— START OF Records supplied —

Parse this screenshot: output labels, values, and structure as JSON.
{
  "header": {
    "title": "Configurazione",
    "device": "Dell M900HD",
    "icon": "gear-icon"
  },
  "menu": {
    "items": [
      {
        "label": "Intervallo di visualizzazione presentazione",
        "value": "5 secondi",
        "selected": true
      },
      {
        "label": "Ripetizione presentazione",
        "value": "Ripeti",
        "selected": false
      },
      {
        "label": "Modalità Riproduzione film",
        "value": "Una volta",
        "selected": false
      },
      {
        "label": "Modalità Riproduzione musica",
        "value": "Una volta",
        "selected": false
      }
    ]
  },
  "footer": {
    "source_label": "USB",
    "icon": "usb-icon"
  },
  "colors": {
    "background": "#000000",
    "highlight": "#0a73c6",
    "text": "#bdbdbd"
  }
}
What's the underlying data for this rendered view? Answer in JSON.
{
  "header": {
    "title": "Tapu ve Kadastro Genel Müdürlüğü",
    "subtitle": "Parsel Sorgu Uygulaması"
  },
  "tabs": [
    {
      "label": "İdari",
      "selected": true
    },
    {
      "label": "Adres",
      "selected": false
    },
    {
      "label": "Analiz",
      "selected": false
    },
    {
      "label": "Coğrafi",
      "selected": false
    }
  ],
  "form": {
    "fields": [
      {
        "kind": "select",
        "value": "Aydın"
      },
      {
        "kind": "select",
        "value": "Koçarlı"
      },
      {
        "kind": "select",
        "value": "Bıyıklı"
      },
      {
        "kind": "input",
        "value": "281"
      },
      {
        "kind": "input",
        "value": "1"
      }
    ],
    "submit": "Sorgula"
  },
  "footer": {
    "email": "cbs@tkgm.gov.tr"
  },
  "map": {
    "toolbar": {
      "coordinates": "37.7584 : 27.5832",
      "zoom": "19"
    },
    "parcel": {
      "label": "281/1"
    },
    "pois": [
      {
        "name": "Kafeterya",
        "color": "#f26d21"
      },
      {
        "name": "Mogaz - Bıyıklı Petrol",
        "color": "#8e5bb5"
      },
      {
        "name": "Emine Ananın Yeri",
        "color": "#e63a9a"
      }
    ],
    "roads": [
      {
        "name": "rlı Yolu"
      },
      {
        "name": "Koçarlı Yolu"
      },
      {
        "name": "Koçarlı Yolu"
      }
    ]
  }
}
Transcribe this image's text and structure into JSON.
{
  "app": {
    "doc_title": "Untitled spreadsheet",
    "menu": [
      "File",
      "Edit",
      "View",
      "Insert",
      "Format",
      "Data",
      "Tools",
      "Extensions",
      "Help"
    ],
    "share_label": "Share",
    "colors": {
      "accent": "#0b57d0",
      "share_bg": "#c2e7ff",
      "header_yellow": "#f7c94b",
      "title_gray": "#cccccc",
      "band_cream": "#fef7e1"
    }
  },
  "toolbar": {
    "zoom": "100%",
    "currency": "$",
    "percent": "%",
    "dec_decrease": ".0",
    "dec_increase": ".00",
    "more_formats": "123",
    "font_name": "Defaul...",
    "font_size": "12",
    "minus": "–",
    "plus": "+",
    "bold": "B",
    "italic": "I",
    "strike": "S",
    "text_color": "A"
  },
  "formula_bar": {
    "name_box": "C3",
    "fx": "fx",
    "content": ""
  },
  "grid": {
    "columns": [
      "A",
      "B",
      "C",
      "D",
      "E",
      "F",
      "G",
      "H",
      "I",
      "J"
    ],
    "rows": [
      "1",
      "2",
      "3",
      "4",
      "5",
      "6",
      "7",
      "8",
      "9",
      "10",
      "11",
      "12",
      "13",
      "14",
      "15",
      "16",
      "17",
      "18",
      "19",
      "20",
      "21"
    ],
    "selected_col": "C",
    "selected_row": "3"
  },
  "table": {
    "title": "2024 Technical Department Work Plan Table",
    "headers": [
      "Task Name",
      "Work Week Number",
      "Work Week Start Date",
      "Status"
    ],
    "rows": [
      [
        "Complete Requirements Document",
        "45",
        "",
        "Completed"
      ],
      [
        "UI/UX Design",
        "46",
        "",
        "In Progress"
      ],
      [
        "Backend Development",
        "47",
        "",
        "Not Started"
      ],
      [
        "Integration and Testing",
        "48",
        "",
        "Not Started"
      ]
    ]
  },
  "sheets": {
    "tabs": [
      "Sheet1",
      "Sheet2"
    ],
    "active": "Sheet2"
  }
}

— END OF Records supplied —

■ **The exercise**
Select all lines in the listing that include the word "presentazione".

■ **Exercise result**
        "label": "Intervallo di visualizzazione presentazione",
        "label": "Ripetizione presentazione",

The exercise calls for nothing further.